What needs to be done: Check each line of the material below, and copy it if it holds the string "Gyakorlati".

Records provided:
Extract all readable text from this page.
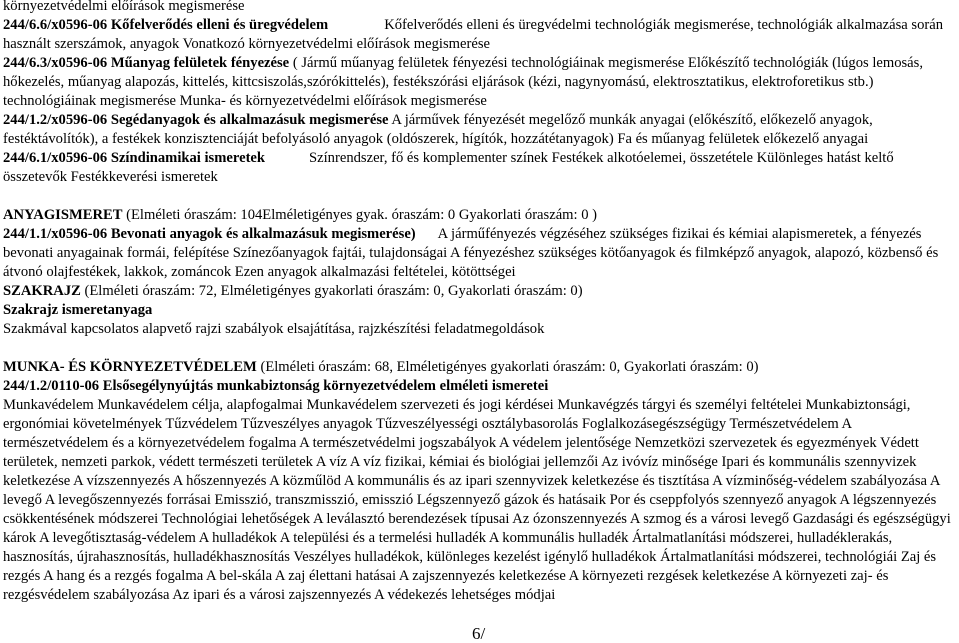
környezetvédelmi előírások megismerése

244/6.6/x0596-06 Kőfelverődés elleni és üregvédelem	Kőfelverődés elleni és üregvédelmi technológiák megismerése, technológiák alkalmazása során használt szerszámok, anyagok Vonatkozó környezetvédelmi előírások megismerése

244/6.3/x0596-06 Műanyag felületek fényezése ( Jármű műanyag felületek fényezési technológiáinak megismerése Előkészítő technológiák (lúgos lemosás, hőkezelés, műanyag alapozás, kittelés, kittcsiszolás,szórókittelés), festékszórási eljárások (kézi, nagynyomású, elektrosztatikus, elektroforetikus stb.) technológiáinak megismerése Munka- és környezetvédelmi előírások megismerése

244/1.2/x0596-06 Segédanyagok és alkalmazásuk megismerése A járművek fényezését megelőző munkák anyagai (előkészítő, előkezelő anyagok, festéktávolítók), a festékek konzisztenciáját befolyásoló anyagok (oldószerek, hígítók, hozzátétanyagok) Fa és műanyag felületek előkezelő anyagai

244/6.1/x0596-06 Színdinamikai ismeretek	Színrendszer, fő és komplementer színek Festékek alkotóelemei, összetétele Különleges hatást keltő összetevők Festékkeverési ismeretek

ANYAGISMERET (Elméleti óraszám: 104Elméletigényes gyak. óraszám: 0 Gyakorlati óraszám: 0 )

244/1.1/x0596-06 Bevonati anyagok és alkalmazásuk megismerése) A járműfényezés végzéséhez szükséges fizikai és kémiai alapismeretek, a fényezés bevonati anyagainak formái, felépítése Színezőanyagok fajtái, tulajdonságai A fényezéshez szükséges kötőanyagok és filmképző anyagok, alapozó, közbenső és átvonó olajfestékek, lakkok, zománcok Ezen anyagok alkalmazási feltételei, kötöttségei

SZAKRAJZ (Elméleti óraszám: 72, Elméletigényes gyakorlati óraszám: 0, Gyakorlati óraszám: 0)

Szakrajz ismeretanyaga

Szakmával kapcsolatos alapvető rajzi szabályok elsajátítása, rajzkészítési feladatmegoldások

MUNKA- ÉS KÖRNYEZETVÉDELEM (Elméleti óraszám: 68, Elméletigényes gyakorlati óraszám: 0, Gyakorlati óraszám: 0)

244/1.2/0110-06 Elsősegélynyújtás munkabiztonság környezetvédelem elméleti ismeretei

Munkavédelem Munkavédelem célja, alapfogalmai Munkavédelem szervezeti és jogi kérdései Munkavégzés tárgyi és személyi feltételei Munkabiztonsági, ergonómiai követelmények Tűzvédelem Tűzveszélyes anyagok Tűzveszélyességi osztálybasorolás Foglalkozásegészségügy Természetvédelem A természetvédelem és a környezetvédelem fogalma A természetvédelmi jogszabályok A védelem jelentősége Nemzetközi szervezetek és egyezmények Védett területek, nemzeti parkok, védett természeti területek A víz A víz fizikai, kémiai és biológiai jellemzői Az ivóvíz minősége Ipari és kommunális szennyvizek keletkezése A vízszennyezés A hőszennyezés A közműlöd A kommunális és az ipari szennyvizek keletkezése és tisztítása A vízminőség-védelem szabályozása A levegő A levegőszennyezés forrásai Emisszió, transzmisszió, emisszió Légszennyező gázok és hatásaik Por és cseppfolyós szennyező anyagok A légszennyezés csökkentésének módszerei Technológiai lehetőségek A leválasztó berendezések típusai Az ózonszennyezés A szmog és a városi levegő Gazdasági és egészségügyi károk A levegőtisztaság-védelem A hulladékok A települési és a termelési hulladék A kommunális hulladék Ártalmatlanítási módszerei, hulladéklerakás, hasznosítás, újrahasznosítás, hulladékhasznosítás Veszélyes hulladékok, különleges kezelést igénylő hulladékok Ártalmatlanítási módszerei, technológiái Zaj és rezgés A hang és a rezgés fogalma A bel-skála A zaj élettani hatásai A zajszennyezés keletkezése A környezeti rezgések keletkezése A környezeti zaj- és rezgésvédelem szabályozása Az ipari és a városi zajszennyezés A védekezés lehetséges módjai

6/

The solution:
ANYAGISMERET (Elméleti óraszám: 104Elméletigényes gyak. óraszám: 0 Gyakorlati óraszám: 0 )
SZAKRAJZ (Elméleti óraszám: 72, Elméletigényes gyakorlati óraszám: 0, Gyakorlati óraszám: 0)
MUNKA- ÉS KÖRNYEZETVÉDELEM (Elméleti óraszám: 68, Elméletigényes gyakorlati óraszám: 0, Gyakorlati óraszám: 0)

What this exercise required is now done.